Stated task:
Find every line in the records below that holds the word "type", and copy it out.

[Extracted records]
--- START ---

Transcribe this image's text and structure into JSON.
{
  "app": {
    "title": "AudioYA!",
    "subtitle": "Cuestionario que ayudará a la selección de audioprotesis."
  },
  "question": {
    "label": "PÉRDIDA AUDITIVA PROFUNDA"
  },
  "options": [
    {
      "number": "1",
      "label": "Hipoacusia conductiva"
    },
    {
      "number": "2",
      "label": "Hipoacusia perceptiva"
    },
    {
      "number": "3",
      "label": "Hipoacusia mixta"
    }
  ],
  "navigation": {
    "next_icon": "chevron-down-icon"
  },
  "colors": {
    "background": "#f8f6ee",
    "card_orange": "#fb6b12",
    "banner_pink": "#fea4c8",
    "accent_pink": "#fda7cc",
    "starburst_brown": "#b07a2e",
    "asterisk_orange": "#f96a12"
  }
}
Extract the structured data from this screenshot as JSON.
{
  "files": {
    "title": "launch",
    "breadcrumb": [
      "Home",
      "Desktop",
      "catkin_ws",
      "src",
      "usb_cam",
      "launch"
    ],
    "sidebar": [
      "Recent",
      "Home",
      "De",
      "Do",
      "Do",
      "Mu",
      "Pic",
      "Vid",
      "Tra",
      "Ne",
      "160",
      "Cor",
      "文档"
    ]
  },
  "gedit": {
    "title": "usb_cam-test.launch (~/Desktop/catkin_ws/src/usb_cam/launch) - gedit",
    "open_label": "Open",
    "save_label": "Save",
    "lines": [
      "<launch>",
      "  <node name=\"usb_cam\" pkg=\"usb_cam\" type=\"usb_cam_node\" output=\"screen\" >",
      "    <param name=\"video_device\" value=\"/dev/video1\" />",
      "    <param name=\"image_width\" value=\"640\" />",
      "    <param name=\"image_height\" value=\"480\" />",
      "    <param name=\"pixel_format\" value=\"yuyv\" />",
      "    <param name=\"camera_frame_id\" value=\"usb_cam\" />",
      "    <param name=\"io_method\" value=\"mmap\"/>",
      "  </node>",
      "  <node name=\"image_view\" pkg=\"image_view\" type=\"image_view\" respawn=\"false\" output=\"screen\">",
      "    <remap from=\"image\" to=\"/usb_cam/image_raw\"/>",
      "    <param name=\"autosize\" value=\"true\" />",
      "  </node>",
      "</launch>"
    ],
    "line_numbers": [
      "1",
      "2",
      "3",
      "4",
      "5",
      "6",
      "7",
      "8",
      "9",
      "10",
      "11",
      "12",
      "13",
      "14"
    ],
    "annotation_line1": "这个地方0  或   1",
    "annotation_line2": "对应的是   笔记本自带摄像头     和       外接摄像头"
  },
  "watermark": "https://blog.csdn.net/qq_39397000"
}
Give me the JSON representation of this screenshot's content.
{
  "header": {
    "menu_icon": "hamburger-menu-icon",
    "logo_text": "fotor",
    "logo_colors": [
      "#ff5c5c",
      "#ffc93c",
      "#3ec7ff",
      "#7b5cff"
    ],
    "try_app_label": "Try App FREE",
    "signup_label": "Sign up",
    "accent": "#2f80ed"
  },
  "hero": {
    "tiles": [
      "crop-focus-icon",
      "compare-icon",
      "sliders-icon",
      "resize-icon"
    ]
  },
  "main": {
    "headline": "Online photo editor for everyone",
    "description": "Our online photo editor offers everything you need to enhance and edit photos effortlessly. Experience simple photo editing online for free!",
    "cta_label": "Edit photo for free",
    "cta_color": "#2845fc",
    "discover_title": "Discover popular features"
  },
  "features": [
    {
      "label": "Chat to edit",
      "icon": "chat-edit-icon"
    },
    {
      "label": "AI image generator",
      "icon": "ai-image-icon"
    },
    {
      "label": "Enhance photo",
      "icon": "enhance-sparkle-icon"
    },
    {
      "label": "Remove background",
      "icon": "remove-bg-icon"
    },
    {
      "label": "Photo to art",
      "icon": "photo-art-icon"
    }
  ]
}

--- END ---

Finished answer:
      "  <node name=\"usb_cam\" pkg=\"usb_cam\" type=\"usb_cam_node\" output=\"screen\" >",
      "  <node name=\"image_view\" pkg=\"image_view\" type=\"image_view\" respawn=\"false\" output=\"screen\">",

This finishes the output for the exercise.